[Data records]
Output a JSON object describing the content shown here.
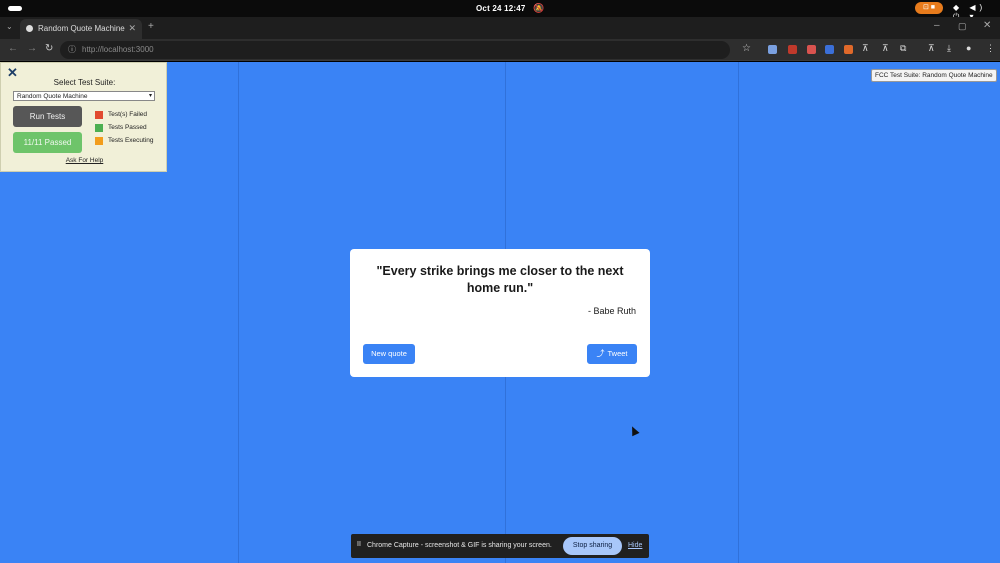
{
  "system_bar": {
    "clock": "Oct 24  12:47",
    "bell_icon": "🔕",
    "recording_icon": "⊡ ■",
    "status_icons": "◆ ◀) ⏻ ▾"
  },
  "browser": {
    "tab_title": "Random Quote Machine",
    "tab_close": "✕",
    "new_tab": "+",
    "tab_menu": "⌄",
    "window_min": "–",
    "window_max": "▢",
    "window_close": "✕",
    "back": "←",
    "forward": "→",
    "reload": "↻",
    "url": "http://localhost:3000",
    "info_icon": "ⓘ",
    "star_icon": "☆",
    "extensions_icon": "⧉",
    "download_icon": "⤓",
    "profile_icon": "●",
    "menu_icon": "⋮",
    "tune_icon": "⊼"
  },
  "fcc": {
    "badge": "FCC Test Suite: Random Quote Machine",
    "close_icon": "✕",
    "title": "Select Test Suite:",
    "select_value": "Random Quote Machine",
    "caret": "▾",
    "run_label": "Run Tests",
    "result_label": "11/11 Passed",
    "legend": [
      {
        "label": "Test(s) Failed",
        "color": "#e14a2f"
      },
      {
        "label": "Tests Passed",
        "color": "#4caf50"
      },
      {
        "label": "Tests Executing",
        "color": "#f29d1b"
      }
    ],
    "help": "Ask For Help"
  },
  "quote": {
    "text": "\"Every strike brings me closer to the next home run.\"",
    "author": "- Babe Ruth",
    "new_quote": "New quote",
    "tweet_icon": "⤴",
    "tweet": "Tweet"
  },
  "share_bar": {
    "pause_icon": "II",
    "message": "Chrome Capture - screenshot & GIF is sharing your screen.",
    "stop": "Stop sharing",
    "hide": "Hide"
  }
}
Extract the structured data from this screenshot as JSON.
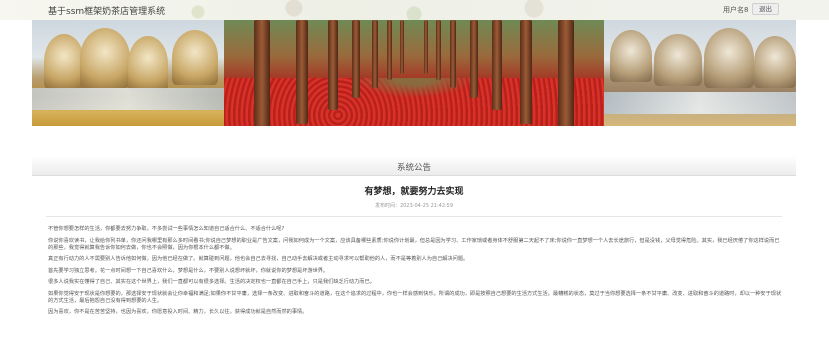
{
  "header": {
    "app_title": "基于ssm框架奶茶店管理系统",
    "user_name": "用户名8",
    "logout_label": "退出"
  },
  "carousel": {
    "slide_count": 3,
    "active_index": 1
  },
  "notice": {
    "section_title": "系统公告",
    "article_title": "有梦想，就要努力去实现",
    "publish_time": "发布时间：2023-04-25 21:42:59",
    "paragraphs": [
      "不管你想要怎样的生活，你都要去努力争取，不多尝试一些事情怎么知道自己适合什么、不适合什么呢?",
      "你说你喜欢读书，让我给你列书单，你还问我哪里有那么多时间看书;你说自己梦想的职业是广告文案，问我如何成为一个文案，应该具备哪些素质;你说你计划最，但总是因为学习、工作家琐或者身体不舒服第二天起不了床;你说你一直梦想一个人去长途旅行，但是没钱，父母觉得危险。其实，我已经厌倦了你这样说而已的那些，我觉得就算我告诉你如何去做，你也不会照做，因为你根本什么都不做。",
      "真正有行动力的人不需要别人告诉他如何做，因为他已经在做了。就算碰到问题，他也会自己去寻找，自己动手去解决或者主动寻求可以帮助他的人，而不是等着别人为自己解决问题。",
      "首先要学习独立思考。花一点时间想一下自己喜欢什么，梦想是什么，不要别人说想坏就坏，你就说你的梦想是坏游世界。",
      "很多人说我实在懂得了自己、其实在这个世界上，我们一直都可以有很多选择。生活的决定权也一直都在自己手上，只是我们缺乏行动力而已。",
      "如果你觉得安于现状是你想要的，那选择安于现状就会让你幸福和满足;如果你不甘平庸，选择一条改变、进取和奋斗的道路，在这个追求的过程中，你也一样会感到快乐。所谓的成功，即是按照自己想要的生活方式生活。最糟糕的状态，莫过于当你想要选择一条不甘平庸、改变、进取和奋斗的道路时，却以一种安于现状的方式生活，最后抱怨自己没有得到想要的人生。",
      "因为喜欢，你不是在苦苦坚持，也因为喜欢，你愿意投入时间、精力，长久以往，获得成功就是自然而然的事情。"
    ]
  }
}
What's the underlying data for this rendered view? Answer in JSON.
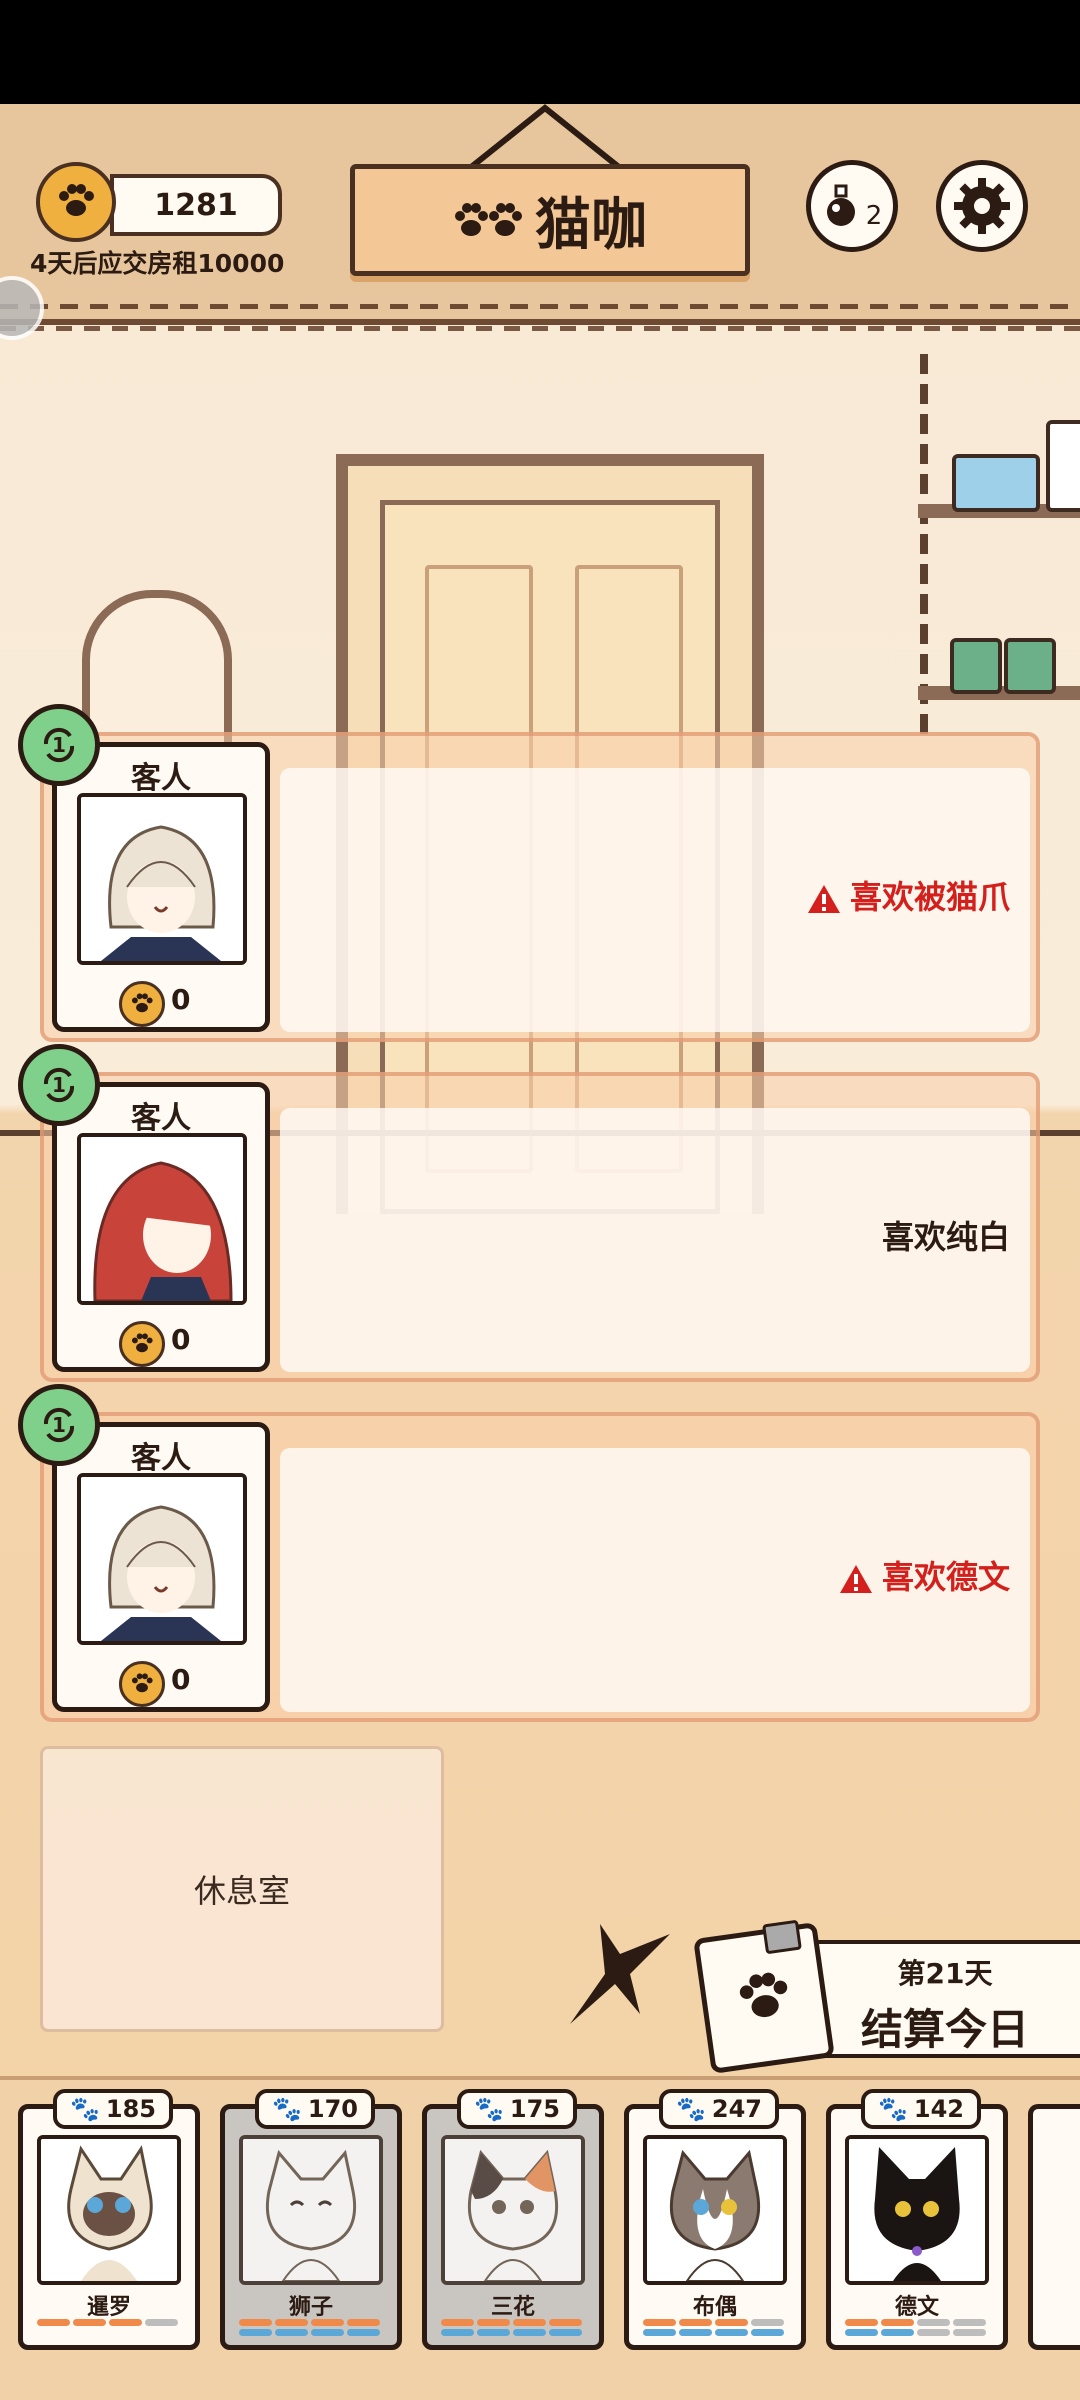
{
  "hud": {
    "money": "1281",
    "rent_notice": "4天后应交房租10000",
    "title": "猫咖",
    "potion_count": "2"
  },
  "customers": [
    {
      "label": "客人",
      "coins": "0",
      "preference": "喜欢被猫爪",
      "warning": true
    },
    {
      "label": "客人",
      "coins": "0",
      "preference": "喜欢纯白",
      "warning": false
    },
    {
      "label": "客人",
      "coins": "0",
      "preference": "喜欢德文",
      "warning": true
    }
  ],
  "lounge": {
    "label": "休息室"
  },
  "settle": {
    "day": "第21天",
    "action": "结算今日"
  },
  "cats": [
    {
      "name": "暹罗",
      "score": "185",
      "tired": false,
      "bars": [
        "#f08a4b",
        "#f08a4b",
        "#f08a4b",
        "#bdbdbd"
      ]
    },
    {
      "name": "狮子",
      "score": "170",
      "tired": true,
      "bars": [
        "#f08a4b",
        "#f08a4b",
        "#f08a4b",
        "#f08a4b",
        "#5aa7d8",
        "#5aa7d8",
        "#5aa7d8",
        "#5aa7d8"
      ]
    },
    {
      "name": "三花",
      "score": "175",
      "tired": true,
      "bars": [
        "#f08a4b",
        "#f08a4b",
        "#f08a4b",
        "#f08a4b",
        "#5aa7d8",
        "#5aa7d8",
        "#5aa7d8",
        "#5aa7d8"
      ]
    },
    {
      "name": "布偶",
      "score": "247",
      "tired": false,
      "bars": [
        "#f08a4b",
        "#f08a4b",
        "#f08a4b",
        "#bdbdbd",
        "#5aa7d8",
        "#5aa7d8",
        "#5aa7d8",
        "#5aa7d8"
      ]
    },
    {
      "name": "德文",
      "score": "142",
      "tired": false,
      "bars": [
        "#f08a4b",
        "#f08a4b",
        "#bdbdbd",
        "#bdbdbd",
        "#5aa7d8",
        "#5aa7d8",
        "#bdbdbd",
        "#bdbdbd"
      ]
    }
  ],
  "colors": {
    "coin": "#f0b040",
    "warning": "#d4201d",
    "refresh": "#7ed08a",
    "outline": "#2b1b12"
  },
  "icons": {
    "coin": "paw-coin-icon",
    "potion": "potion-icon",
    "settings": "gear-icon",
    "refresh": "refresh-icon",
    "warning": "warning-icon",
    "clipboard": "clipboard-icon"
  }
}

[WHAT YOU NEED TO DO] Look through the data above. Copy every line with the string "sharing" in it.

[FINAL ANSWER]
    "message": "Chrome Capture - screenshot & GIF is sharing your screen.",
    "stop": "Stop sharing",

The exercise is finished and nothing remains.